** Start **

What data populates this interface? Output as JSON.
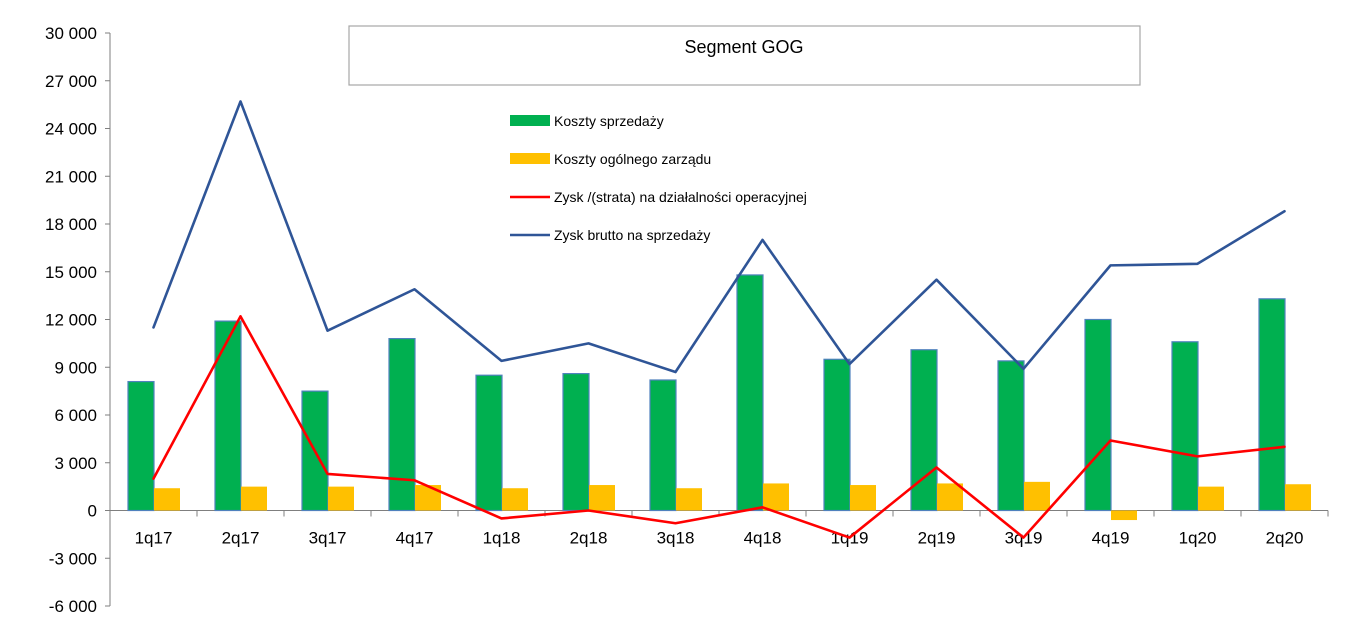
{
  "chart_data": {
    "type": "bar",
    "title": "Segment GOG",
    "categories": [
      "1q17",
      "2q17",
      "3q17",
      "4q17",
      "1q18",
      "2q18",
      "3q18",
      "4q18",
      "1q19",
      "2q19",
      "3q19",
      "4q19",
      "1q20",
      "2q20"
    ],
    "ylim": [
      -6000,
      30000
    ],
    "yticks": [
      -6000,
      -3000,
      0,
      3000,
      6000,
      9000,
      12000,
      15000,
      18000,
      21000,
      24000,
      27000,
      30000
    ],
    "ytick_labels": [
      "-6 000",
      "-3 000",
      "0",
      "3 000",
      "6 000",
      "9 000",
      "12 000",
      "15 000",
      "18 000",
      "21 000",
      "24 000",
      "27 000",
      "30 000"
    ],
    "grid": false,
    "legend_position": "top-center",
    "series": [
      {
        "name": "Koszty sprzedaży",
        "kind": "bar",
        "color": "#00b050",
        "values": [
          8100,
          11900,
          7500,
          10800,
          8500,
          8600,
          8200,
          14800,
          9500,
          10100,
          9400,
          12000,
          10600,
          13300
        ]
      },
      {
        "name": "Koszty ogólnego zarządu",
        "kind": "bar",
        "color": "#ffc000",
        "values": [
          1400,
          1500,
          1500,
          1600,
          1400,
          1600,
          1400,
          1700,
          1600,
          1700,
          1800,
          -600,
          1500,
          1650
        ]
      },
      {
        "name": "Zysk /(strata) na działalności operacyjnej",
        "kind": "line",
        "color": "#ff0000",
        "values": [
          2000,
          12200,
          2300,
          1900,
          -500,
          0,
          -800,
          200,
          -1700,
          2700,
          -1700,
          4400,
          3400,
          4000
        ]
      },
      {
        "name": "Zysk brutto na sprzedaży",
        "kind": "line",
        "color": "#2f5597",
        "values": [
          11500,
          25700,
          11300,
          13900,
          9400,
          10500,
          8700,
          17000,
          9200,
          14500,
          8900,
          15400,
          15500,
          18800
        ]
      }
    ]
  }
}
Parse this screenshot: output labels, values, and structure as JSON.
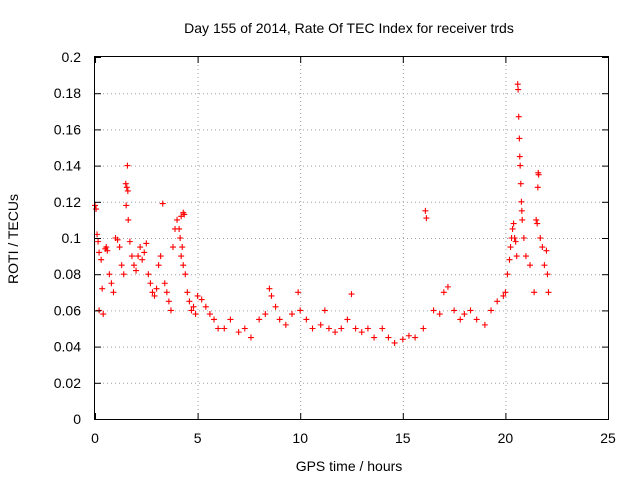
{
  "chart_data": {
    "type": "scatter",
    "title": "Day 155 of 2014, Rate Of TEC Index for receiver trds",
    "xlabel": "GPS time / hours",
    "ylabel": "ROTI / TECUs",
    "xlim": [
      0,
      25
    ],
    "ylim": [
      0,
      0.2
    ],
    "xticks": [
      0,
      5,
      10,
      15,
      20,
      25
    ],
    "xtick_labels": [
      "0",
      "5",
      "10",
      "15",
      "20",
      "25"
    ],
    "yticks": [
      0,
      0.02,
      0.04,
      0.06,
      0.08,
      0.1,
      0.12,
      0.14,
      0.16,
      0.18,
      0.2
    ],
    "ytick_labels": [
      "0",
      "0.02",
      "0.04",
      "0.06",
      "0.08",
      "0.1",
      "0.12",
      "0.14",
      "0.16",
      "0.18",
      "0.2"
    ],
    "grid": true,
    "marker": "+",
    "color": "#ff0000",
    "series": [
      {
        "name": "ROTI",
        "points": [
          [
            0.0,
            0.118
          ],
          [
            0.05,
            0.116
          ],
          [
            0.1,
            0.102
          ],
          [
            0.15,
            0.098
          ],
          [
            0.2,
            0.092
          ],
          [
            0.3,
            0.088
          ],
          [
            0.35,
            0.072
          ],
          [
            0.2,
            0.06
          ],
          [
            0.4,
            0.058
          ],
          [
            0.5,
            0.094
          ],
          [
            0.55,
            0.095
          ],
          [
            0.6,
            0.093
          ],
          [
            0.7,
            0.08
          ],
          [
            0.8,
            0.075
          ],
          [
            0.9,
            0.07
          ],
          [
            1.0,
            0.1
          ],
          [
            1.1,
            0.099
          ],
          [
            1.2,
            0.095
          ],
          [
            1.3,
            0.085
          ],
          [
            1.4,
            0.08
          ],
          [
            1.5,
            0.13
          ],
          [
            1.55,
            0.128
          ],
          [
            1.6,
            0.126
          ],
          [
            1.58,
            0.14
          ],
          [
            1.52,
            0.118
          ],
          [
            1.62,
            0.11
          ],
          [
            1.7,
            0.098
          ],
          [
            1.8,
            0.09
          ],
          [
            1.9,
            0.085
          ],
          [
            2.0,
            0.082
          ],
          [
            2.1,
            0.09
          ],
          [
            2.2,
            0.095
          ],
          [
            2.3,
            0.088
          ],
          [
            2.4,
            0.092
          ],
          [
            2.5,
            0.097
          ],
          [
            2.6,
            0.08
          ],
          [
            2.7,
            0.075
          ],
          [
            2.8,
            0.07
          ],
          [
            2.9,
            0.068
          ],
          [
            3.0,
            0.072
          ],
          [
            3.1,
            0.085
          ],
          [
            3.2,
            0.09
          ],
          [
            3.3,
            0.119
          ],
          [
            3.4,
            0.075
          ],
          [
            3.5,
            0.07
          ],
          [
            3.6,
            0.065
          ],
          [
            3.7,
            0.06
          ],
          [
            3.8,
            0.095
          ],
          [
            3.9,
            0.105
          ],
          [
            4.0,
            0.11
          ],
          [
            4.1,
            0.105
          ],
          [
            4.15,
            0.1
          ],
          [
            4.2,
            0.112
          ],
          [
            4.3,
            0.114
          ],
          [
            4.35,
            0.113
          ],
          [
            4.25,
            0.095
          ],
          [
            4.2,
            0.09
          ],
          [
            4.3,
            0.085
          ],
          [
            4.4,
            0.08
          ],
          [
            4.5,
            0.07
          ],
          [
            4.6,
            0.065
          ],
          [
            4.7,
            0.06
          ],
          [
            4.8,
            0.062
          ],
          [
            4.9,
            0.058
          ],
          [
            5.0,
            0.068
          ],
          [
            5.2,
            0.066
          ],
          [
            5.4,
            0.062
          ],
          [
            5.6,
            0.058
          ],
          [
            5.8,
            0.055
          ],
          [
            6.0,
            0.05
          ],
          [
            6.3,
            0.05
          ],
          [
            6.6,
            0.055
          ],
          [
            7.0,
            0.048
          ],
          [
            7.3,
            0.05
          ],
          [
            7.6,
            0.045
          ],
          [
            8.0,
            0.055
          ],
          [
            8.3,
            0.058
          ],
          [
            8.5,
            0.072
          ],
          [
            8.6,
            0.068
          ],
          [
            8.8,
            0.062
          ],
          [
            9.0,
            0.055
          ],
          [
            9.3,
            0.052
          ],
          [
            9.6,
            0.058
          ],
          [
            9.9,
            0.07
          ],
          [
            10.0,
            0.06
          ],
          [
            10.3,
            0.055
          ],
          [
            10.6,
            0.05
          ],
          [
            11.0,
            0.052
          ],
          [
            11.2,
            0.06
          ],
          [
            11.4,
            0.05
          ],
          [
            11.7,
            0.048
          ],
          [
            12.0,
            0.05
          ],
          [
            12.3,
            0.055
          ],
          [
            12.5,
            0.069
          ],
          [
            12.7,
            0.05
          ],
          [
            13.0,
            0.048
          ],
          [
            13.3,
            0.05
          ],
          [
            13.6,
            0.045
          ],
          [
            14.0,
            0.05
          ],
          [
            14.3,
            0.045
          ],
          [
            14.6,
            0.042
          ],
          [
            15.0,
            0.044
          ],
          [
            15.3,
            0.046
          ],
          [
            15.6,
            0.045
          ],
          [
            16.0,
            0.05
          ],
          [
            16.1,
            0.115
          ],
          [
            16.15,
            0.111
          ],
          [
            16.5,
            0.06
          ],
          [
            16.8,
            0.058
          ],
          [
            17.0,
            0.07
          ],
          [
            17.2,
            0.073
          ],
          [
            17.5,
            0.06
          ],
          [
            17.8,
            0.055
          ],
          [
            18.0,
            0.058
          ],
          [
            18.3,
            0.06
          ],
          [
            18.6,
            0.055
          ],
          [
            19.0,
            0.052
          ],
          [
            19.3,
            0.06
          ],
          [
            19.6,
            0.065
          ],
          [
            19.9,
            0.068
          ],
          [
            20.0,
            0.07
          ],
          [
            20.1,
            0.08
          ],
          [
            20.2,
            0.088
          ],
          [
            20.25,
            0.095
          ],
          [
            20.3,
            0.1
          ],
          [
            20.35,
            0.105
          ],
          [
            20.4,
            0.108
          ],
          [
            20.45,
            0.1
          ],
          [
            20.5,
            0.098
          ],
          [
            20.55,
            0.09
          ],
          [
            20.6,
            0.185
          ],
          [
            20.62,
            0.182
          ],
          [
            20.65,
            0.167
          ],
          [
            20.68,
            0.155
          ],
          [
            20.7,
            0.145
          ],
          [
            20.72,
            0.14
          ],
          [
            20.75,
            0.13
          ],
          [
            20.78,
            0.12
          ],
          [
            20.8,
            0.115
          ],
          [
            20.82,
            0.11
          ],
          [
            20.9,
            0.1
          ],
          [
            21.0,
            0.09
          ],
          [
            21.2,
            0.085
          ],
          [
            21.4,
            0.07
          ],
          [
            21.5,
            0.11
          ],
          [
            21.55,
            0.108
          ],
          [
            21.6,
            0.136
          ],
          [
            21.62,
            0.135
          ],
          [
            21.58,
            0.128
          ],
          [
            21.7,
            0.1
          ],
          [
            21.8,
            0.095
          ],
          [
            21.9,
            0.085
          ],
          [
            22.0,
            0.093
          ],
          [
            22.05,
            0.08
          ],
          [
            22.1,
            0.07
          ]
        ]
      }
    ]
  }
}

** End **

Task prompt: Which lines above contain the word "JSON"? Copy each of them.

Solution:
What data populates this interface? Output as JSON.
Parse this screenshot: output labels, values, and structure as JSON.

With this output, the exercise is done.